→ WRITTEN PROBLEM 1
Set down everything from "# Minkowski's question-mark" down to "the Stern–Brocot tree." in the text on Minkowski's question-mark function, with no changes.

→ DOCUMENT EXTRACT
■ ■ ■

# Minkowski's question-mark function

In mathematics, the Minkowski question-mark function, denoted by ?(x), is a function possessing various unusual fractal properties, defined by Hermann Minkowski in 1904. It maps quadratic irrational numbers to rational numbers on the unit interval, via an expression relating the continued fraction expansions of the quadratics to the binary expansions of the rationals, given by Arnaud Denjoy in 1938. In addition, it maps rational numbers to dyadic rationals, as can be seen by a recursive definition closely related to the Stern–Brocot tree.

■ ■ ■

→ SUPPLIED INFORMATION
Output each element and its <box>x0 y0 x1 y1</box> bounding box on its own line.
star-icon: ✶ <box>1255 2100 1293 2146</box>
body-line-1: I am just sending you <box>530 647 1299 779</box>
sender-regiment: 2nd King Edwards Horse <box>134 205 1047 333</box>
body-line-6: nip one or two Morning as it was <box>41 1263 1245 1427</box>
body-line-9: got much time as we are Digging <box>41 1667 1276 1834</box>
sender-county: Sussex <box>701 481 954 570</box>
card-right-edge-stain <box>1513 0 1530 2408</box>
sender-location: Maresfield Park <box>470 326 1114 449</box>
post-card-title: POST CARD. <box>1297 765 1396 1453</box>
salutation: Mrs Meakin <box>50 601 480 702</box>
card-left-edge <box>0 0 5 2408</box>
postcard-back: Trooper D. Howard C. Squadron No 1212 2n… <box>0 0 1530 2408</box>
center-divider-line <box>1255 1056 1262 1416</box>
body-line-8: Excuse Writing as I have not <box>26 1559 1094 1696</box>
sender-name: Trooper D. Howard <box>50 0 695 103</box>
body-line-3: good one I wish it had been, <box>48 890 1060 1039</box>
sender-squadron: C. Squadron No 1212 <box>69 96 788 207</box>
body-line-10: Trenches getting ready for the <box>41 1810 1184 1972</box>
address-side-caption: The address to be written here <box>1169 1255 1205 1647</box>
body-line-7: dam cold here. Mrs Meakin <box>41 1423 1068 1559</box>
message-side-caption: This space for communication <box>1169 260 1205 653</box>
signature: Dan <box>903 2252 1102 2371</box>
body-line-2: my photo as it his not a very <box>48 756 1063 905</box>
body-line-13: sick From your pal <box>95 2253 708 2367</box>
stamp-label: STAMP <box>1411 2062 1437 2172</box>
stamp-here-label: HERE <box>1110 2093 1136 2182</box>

■ ■ ■

→ WRITTEN PROBLEM 2
List every line in the entries that contains the word "sender".

→ WORKED SOLUTION 1
# Minkowski's question-mark function

In mathematics, the Minkowski question-mark function, denoted by ?(x), is a function possessing various unusual fractal properties, defined by Hermann Minkowski in 1904. It maps quadratic irrational numbers to rational numbers on the unit interval, via an expression relating the continued fraction expansions of the quadratics to the binary expansions of the rationals, given by Arnaud Denjoy in 1938. In addition, it maps rational numbers to dyadic rationals, as can be seen by a recursive definition closely related to the Stern–Brocot tree.

→ WORKED SOLUTION 2
sender-regiment: 2nd King Edwards Horse <box>134 205 1047 333</box>
sender-county: Sussex <box>701 481 954 570</box>
sender-location: Maresfield Park <box>470 326 1114 449</box>
sender-name: Trooper D. Howard <box>50 0 695 103</box>
sender-squadron: C. Squadron No 1212 <box>69 96 788 207</box>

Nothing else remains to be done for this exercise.